• [Your instructions]:
Copy out all the lines where "value" shows up.

• [Input]:
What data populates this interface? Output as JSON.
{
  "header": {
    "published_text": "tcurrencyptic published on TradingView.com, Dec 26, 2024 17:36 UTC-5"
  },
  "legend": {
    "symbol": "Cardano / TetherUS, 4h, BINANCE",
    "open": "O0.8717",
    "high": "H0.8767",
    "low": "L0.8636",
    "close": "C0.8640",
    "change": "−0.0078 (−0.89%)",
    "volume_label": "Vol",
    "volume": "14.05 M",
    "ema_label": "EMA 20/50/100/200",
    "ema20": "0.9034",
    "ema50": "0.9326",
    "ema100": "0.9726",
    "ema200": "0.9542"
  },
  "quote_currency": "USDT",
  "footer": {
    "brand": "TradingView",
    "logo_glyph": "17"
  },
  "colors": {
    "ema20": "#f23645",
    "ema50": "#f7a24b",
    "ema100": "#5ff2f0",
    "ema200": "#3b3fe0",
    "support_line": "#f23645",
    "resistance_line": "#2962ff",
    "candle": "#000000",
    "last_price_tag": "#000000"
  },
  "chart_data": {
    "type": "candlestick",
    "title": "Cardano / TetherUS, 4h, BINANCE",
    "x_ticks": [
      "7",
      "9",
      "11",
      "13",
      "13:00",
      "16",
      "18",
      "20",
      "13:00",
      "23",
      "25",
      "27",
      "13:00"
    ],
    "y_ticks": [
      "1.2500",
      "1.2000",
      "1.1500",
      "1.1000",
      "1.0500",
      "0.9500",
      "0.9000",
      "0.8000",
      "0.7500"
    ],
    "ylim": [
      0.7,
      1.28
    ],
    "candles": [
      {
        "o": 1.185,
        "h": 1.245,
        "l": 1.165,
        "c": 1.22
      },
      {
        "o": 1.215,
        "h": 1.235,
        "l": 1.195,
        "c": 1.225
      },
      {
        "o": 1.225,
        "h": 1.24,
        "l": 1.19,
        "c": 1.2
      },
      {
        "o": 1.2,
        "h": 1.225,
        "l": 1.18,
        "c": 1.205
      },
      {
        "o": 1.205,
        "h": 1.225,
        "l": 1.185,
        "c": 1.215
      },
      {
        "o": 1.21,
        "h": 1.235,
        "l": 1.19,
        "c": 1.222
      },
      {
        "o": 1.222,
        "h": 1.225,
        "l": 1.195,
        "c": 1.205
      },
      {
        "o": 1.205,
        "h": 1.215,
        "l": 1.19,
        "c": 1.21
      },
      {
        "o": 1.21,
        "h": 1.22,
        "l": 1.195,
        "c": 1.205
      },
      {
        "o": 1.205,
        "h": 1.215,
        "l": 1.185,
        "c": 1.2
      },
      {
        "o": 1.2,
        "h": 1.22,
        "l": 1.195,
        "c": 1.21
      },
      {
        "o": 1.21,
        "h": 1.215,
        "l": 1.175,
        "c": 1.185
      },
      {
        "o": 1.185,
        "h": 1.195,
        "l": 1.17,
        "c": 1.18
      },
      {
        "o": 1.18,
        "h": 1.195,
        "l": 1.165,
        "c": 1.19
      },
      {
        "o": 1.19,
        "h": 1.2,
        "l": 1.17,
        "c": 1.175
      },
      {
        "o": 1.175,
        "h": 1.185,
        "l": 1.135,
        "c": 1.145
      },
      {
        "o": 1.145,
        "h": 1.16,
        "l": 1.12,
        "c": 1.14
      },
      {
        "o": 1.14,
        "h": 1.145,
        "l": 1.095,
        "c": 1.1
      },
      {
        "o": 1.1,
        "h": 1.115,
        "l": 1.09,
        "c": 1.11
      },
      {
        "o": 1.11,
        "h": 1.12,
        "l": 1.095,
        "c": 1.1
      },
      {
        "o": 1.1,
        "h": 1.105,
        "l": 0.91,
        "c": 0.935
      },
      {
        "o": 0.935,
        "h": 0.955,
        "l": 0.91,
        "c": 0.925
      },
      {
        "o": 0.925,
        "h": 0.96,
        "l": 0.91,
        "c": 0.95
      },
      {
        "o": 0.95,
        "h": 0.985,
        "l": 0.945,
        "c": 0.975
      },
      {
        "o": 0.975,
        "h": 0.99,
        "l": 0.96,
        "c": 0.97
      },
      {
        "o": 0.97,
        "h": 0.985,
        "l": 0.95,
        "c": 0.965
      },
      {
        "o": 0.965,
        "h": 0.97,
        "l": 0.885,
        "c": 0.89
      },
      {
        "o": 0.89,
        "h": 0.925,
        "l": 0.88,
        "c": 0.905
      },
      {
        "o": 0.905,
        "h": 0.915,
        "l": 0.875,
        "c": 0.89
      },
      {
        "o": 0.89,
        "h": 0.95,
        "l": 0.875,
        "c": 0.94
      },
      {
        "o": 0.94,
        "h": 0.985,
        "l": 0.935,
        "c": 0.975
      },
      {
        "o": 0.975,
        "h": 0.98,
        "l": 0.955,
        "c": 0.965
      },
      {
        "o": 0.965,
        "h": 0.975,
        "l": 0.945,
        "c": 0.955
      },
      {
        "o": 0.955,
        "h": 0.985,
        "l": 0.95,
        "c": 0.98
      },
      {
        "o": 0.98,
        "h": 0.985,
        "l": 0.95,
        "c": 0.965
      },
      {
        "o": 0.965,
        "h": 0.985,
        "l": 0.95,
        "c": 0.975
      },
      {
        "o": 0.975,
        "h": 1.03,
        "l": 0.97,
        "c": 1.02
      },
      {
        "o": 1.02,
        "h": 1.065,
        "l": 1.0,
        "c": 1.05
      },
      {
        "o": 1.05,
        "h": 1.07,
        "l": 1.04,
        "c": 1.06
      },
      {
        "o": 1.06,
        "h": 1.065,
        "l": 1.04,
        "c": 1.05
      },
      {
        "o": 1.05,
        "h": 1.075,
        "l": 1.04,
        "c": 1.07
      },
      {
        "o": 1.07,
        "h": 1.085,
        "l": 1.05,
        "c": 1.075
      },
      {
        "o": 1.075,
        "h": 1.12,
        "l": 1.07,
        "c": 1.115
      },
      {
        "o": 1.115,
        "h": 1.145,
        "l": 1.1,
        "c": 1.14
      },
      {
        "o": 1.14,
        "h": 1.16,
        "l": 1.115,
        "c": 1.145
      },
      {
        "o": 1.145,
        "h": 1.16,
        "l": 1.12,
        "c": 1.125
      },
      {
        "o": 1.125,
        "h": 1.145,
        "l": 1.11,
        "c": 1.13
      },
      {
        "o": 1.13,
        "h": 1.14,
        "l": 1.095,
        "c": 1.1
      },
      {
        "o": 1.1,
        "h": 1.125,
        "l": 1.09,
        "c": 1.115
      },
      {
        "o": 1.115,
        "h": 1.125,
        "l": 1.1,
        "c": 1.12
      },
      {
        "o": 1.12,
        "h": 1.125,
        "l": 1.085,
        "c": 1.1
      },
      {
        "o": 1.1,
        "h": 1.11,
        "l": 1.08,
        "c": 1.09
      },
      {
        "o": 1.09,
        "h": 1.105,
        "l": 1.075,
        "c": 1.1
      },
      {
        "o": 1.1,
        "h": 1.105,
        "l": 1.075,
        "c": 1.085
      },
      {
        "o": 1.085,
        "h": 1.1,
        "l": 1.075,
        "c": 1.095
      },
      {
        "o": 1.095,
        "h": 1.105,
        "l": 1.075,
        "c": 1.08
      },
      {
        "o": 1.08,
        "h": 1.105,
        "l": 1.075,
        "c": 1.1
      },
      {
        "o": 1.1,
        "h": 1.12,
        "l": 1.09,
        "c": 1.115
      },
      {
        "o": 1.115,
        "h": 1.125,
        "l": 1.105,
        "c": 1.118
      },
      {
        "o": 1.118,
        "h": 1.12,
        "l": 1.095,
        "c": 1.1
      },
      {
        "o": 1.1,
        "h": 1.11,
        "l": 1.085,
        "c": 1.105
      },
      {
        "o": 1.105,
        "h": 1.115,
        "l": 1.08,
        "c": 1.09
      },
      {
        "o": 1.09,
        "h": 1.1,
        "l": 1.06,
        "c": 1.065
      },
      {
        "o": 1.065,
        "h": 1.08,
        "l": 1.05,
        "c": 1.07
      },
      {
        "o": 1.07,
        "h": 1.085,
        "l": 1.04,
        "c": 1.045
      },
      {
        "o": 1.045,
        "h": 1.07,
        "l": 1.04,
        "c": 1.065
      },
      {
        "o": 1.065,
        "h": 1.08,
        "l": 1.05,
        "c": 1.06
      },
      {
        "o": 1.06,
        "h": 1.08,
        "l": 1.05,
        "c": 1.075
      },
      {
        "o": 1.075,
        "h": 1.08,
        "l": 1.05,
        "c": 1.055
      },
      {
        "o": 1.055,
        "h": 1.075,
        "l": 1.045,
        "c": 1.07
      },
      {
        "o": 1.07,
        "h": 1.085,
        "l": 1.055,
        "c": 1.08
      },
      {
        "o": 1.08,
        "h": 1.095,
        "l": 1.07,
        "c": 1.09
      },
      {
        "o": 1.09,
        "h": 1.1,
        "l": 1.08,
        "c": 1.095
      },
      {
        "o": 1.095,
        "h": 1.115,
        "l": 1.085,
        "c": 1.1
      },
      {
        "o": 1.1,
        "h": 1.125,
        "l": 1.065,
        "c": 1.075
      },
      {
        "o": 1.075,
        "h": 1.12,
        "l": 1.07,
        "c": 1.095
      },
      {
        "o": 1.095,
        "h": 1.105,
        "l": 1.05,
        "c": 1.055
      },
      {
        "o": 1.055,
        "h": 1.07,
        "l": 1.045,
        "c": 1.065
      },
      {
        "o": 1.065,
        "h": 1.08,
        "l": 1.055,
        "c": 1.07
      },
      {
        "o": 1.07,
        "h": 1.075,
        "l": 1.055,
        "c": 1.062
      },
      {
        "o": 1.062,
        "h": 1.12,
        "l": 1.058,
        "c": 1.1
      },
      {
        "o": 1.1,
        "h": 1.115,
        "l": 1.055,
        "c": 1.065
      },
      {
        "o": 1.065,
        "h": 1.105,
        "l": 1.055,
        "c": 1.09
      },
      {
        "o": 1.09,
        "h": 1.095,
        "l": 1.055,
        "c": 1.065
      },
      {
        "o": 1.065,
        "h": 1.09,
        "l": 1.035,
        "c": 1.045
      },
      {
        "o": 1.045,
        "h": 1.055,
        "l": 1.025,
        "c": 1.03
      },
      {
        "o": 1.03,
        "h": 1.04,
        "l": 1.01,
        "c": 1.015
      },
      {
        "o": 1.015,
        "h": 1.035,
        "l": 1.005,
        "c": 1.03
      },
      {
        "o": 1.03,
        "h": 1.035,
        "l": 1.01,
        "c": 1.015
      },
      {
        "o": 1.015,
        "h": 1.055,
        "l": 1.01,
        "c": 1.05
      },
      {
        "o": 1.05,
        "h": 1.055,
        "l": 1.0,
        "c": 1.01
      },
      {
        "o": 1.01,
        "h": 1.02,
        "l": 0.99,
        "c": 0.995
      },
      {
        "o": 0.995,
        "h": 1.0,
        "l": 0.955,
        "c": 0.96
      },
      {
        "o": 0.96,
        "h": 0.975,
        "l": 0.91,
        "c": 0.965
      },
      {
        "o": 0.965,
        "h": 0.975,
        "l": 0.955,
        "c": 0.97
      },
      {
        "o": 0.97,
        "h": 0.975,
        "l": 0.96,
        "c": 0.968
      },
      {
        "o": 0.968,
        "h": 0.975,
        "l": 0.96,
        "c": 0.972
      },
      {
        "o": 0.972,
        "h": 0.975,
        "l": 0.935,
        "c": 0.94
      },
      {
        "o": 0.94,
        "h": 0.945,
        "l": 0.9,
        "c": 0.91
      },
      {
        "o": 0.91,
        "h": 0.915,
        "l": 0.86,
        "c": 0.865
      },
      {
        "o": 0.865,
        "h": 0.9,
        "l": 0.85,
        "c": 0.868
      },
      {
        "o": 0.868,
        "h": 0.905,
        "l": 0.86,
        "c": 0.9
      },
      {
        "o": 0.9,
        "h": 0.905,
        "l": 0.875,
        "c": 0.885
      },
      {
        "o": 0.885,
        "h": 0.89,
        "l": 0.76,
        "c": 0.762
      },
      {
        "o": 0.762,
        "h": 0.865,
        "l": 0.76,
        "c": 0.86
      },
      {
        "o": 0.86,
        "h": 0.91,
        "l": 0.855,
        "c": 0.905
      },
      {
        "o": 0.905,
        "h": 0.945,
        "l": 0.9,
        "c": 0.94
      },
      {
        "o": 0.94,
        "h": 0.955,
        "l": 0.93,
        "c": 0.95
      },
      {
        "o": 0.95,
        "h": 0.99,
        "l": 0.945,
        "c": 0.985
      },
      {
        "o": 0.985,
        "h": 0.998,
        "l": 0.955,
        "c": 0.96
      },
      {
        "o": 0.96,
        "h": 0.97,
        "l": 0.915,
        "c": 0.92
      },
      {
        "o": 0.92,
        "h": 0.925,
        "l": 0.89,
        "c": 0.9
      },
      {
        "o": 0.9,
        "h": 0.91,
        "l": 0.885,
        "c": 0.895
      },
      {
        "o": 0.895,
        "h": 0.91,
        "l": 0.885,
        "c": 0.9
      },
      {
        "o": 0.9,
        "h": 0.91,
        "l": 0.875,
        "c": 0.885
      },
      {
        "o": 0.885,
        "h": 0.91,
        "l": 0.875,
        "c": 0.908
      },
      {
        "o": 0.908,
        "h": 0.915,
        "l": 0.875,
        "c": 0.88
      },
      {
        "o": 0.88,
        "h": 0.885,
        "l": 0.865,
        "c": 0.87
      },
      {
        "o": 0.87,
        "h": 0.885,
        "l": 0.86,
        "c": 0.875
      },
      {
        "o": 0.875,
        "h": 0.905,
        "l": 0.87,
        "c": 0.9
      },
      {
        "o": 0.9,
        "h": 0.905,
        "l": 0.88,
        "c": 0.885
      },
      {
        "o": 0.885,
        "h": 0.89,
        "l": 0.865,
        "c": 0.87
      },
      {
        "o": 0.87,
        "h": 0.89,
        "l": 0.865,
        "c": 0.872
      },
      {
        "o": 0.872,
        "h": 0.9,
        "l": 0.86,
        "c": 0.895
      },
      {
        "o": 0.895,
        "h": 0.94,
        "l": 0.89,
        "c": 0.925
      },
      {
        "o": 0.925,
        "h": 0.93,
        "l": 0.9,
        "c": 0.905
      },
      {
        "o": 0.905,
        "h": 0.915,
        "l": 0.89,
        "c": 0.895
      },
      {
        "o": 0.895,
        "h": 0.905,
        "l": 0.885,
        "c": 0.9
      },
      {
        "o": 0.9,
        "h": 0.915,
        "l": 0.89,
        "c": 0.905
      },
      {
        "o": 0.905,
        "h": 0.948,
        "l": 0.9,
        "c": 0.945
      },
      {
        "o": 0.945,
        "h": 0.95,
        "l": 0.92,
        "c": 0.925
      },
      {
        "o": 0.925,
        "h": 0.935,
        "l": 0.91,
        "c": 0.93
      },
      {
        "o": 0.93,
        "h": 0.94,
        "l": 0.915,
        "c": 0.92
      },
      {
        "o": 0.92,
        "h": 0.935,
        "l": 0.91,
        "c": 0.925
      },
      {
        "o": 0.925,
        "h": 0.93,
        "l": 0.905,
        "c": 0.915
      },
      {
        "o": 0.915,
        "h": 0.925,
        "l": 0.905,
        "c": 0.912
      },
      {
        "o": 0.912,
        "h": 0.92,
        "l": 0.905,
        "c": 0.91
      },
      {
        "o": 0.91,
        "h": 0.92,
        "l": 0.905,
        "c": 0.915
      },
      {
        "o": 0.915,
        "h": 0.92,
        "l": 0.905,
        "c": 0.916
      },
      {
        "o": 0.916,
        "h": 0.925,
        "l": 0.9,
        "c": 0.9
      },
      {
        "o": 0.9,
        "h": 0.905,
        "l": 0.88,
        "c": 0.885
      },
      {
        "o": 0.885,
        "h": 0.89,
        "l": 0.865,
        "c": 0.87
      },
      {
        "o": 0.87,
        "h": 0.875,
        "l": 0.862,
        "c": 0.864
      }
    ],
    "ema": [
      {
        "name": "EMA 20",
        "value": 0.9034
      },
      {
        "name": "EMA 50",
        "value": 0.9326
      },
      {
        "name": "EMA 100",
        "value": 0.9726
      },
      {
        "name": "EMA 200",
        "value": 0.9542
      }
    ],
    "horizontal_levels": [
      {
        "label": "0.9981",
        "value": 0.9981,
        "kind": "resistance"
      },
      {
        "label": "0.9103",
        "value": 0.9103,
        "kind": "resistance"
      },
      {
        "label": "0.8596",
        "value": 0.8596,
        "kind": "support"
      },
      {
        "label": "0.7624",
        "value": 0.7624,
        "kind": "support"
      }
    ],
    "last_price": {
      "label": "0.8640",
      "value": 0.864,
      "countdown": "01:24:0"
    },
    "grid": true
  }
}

• [Worked answer]:
        "value": 0.9034
        "value": 0.9326
        "value": 0.9726
        "value": 0.9542
        "value": 0.9981,
        "value": 0.9103,
        "value": 0.8596,
        "value": 0.7624,
      "value": 0.864,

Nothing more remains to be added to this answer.